> Exercise goal: Only lines with the string "mitjançant" matter here; gather them from the material below.

%%

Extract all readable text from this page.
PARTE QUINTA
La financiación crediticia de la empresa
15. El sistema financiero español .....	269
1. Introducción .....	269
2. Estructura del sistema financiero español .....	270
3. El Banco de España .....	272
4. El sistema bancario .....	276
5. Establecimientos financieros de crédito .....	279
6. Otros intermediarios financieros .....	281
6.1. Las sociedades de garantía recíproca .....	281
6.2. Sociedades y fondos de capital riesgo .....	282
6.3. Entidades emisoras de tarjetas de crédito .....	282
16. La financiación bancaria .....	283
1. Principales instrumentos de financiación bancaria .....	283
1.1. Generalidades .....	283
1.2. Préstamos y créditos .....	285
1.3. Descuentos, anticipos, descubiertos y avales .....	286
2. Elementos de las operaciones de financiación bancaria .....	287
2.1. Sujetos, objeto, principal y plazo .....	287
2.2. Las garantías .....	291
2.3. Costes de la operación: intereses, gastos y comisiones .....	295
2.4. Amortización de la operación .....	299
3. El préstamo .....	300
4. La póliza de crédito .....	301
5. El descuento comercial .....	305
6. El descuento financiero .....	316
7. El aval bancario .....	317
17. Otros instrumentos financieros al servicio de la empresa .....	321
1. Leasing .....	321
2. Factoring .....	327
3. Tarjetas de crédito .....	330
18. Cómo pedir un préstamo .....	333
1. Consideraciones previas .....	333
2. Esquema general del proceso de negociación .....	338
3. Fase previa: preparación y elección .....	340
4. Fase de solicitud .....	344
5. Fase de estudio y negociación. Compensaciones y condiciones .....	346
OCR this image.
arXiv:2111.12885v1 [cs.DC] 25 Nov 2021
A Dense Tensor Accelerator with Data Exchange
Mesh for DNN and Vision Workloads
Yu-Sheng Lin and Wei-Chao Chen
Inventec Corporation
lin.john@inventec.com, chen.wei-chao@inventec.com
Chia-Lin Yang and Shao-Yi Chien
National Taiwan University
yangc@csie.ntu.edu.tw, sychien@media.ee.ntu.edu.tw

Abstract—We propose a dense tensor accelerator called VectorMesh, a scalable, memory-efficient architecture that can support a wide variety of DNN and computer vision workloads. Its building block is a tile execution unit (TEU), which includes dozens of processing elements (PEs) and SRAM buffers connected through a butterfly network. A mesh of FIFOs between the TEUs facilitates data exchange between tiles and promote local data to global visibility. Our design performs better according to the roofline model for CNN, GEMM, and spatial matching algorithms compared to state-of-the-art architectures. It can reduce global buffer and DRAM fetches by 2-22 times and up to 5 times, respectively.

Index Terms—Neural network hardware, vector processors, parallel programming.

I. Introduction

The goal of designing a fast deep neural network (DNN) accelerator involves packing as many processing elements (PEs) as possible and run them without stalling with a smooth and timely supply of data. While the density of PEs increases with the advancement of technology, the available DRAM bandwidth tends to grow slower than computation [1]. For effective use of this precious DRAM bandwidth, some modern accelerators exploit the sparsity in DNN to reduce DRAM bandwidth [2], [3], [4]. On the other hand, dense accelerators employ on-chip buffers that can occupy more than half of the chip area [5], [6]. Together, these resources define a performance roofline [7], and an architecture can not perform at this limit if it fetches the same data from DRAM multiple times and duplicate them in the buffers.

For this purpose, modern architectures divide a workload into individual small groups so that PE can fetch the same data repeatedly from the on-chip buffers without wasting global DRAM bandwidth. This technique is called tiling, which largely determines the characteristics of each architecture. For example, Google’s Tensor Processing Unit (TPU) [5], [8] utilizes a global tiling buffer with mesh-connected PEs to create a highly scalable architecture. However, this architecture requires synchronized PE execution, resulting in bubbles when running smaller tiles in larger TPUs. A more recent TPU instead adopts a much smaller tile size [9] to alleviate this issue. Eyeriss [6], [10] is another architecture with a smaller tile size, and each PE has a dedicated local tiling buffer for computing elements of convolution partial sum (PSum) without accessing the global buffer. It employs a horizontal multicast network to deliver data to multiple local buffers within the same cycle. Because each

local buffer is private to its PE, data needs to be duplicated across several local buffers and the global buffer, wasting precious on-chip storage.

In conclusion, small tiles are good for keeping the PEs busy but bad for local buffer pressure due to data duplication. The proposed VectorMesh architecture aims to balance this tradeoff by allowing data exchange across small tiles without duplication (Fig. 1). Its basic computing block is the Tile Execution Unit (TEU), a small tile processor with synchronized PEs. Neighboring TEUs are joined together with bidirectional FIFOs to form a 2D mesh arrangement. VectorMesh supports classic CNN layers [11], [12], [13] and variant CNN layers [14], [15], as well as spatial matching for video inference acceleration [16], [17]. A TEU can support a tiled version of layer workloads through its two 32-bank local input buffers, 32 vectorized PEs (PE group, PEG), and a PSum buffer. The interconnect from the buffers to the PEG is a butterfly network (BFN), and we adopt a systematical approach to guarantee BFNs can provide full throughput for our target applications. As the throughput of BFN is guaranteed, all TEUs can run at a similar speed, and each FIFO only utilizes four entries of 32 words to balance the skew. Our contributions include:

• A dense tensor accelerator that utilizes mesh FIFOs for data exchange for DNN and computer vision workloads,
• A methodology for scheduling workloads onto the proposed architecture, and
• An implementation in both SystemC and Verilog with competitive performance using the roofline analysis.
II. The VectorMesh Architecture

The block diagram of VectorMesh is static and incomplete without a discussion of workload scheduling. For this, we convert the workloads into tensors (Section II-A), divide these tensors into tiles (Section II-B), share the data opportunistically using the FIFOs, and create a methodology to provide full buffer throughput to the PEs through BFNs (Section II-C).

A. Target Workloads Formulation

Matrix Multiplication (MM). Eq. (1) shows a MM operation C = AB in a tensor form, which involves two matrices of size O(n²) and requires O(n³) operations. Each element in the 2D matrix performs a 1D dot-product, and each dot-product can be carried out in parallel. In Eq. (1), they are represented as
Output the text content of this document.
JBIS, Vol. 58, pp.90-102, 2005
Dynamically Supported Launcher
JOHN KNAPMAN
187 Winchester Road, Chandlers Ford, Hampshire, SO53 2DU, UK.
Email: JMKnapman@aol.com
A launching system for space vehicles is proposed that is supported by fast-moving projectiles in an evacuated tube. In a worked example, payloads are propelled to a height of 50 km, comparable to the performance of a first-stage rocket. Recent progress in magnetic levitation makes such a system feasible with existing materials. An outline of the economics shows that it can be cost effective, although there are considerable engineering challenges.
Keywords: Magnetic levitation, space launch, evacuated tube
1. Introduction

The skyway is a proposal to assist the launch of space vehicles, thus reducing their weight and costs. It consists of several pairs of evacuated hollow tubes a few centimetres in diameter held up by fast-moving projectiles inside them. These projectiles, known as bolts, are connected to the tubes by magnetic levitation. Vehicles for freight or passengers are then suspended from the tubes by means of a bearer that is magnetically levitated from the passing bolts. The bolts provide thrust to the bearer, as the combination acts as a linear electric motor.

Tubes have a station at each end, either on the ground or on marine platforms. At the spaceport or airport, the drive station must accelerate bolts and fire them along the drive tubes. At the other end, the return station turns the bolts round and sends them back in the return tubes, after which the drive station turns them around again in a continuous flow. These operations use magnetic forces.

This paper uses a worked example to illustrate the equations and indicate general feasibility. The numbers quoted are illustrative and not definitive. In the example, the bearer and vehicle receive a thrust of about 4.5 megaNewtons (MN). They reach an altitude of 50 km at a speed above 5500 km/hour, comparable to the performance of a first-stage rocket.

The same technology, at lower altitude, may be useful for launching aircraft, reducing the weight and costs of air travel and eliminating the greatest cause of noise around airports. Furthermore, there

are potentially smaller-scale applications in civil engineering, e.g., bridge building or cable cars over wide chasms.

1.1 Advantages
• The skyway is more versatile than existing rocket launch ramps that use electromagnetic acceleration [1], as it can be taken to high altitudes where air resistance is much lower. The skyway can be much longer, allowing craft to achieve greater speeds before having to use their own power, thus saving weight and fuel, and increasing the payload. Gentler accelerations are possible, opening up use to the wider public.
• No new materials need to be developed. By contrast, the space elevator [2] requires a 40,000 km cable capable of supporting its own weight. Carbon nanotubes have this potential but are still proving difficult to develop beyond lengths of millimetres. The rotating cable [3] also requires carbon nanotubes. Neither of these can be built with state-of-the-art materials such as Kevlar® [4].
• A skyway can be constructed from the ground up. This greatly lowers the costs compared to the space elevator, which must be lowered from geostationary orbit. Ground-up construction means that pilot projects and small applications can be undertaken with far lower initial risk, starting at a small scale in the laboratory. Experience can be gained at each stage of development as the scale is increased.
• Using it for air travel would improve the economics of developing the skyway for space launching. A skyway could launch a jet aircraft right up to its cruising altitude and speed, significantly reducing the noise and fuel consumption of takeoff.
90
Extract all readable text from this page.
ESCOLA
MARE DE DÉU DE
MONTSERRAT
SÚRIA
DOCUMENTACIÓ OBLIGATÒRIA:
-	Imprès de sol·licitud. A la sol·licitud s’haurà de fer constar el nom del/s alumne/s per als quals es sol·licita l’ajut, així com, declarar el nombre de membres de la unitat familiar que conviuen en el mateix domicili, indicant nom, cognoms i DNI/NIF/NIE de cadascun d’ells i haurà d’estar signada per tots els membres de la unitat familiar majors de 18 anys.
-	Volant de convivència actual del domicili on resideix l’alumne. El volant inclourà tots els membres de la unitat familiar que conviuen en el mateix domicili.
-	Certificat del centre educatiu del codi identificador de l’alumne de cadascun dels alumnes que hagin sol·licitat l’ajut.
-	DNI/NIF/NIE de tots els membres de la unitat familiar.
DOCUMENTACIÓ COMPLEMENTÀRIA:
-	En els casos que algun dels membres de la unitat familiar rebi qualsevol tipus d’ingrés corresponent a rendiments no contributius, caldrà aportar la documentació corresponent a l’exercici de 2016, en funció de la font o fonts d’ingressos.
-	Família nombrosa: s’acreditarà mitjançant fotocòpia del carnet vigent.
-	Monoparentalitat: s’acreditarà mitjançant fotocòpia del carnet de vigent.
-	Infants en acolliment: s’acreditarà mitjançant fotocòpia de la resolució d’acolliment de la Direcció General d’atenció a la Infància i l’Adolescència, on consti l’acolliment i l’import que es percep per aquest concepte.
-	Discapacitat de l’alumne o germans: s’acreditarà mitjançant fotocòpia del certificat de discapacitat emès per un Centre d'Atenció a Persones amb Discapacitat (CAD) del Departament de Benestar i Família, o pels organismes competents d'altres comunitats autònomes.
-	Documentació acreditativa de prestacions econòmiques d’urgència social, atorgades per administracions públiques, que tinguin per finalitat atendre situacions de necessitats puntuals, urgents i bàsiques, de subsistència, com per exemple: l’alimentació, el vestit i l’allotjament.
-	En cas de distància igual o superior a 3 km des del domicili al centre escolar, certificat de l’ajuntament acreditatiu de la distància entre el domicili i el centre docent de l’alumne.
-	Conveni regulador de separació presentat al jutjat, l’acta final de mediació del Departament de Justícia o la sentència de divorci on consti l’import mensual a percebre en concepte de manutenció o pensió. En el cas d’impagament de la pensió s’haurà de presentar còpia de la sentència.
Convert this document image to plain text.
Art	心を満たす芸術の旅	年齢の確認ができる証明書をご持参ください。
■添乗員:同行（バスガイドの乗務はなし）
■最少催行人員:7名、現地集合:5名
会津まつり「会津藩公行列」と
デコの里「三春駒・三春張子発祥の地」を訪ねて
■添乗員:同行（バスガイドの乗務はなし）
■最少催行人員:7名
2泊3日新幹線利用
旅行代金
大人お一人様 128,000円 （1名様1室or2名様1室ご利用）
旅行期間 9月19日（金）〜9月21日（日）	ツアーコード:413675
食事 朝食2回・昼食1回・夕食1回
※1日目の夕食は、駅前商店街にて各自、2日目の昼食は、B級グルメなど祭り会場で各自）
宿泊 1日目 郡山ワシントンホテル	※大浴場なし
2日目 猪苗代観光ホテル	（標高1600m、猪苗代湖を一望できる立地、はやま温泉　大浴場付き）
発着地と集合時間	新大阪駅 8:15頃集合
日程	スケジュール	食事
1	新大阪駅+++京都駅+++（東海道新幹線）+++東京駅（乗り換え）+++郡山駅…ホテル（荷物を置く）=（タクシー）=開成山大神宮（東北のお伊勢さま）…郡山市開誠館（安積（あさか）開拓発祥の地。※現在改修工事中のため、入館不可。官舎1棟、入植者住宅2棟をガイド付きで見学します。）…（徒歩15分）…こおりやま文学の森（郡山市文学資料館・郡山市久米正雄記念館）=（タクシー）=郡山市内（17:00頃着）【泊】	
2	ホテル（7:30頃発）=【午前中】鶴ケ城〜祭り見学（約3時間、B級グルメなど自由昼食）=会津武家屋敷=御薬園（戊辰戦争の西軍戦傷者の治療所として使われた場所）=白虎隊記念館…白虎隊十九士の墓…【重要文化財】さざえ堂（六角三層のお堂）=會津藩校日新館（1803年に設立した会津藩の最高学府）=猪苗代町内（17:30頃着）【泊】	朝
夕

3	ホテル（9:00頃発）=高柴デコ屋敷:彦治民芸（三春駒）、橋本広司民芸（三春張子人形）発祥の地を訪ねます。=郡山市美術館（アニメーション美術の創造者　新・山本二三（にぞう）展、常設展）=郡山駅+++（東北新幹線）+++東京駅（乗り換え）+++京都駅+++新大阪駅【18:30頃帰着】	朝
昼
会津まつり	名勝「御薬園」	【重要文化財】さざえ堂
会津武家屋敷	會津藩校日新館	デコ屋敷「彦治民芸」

%%

> Result of this task:
-	Família nombrosa: s’acreditarà mitjançant fotocòpia del carnet vigent.
-	Monoparentalitat: s’acreditarà mitjançant fotocòpia del carnet de vigent.
-	Infants en acolliment: s’acreditarà mitjançant fotocòpia de la resolució d’acolliment de la Direcció General d’atenció a la Infància i l’Adolescència, on consti l’acolliment i l’import que es percep per aquest concepte.
-	Discapacitat de l’alumne o germans: s’acreditarà mitjançant fotocòpia del certificat de discapacitat emès per un Centre d'Atenció a Persones amb Discapacitat (CAD) del Departament de Benestar i Família, o pels organismes competents d'altres comunitats autònomes.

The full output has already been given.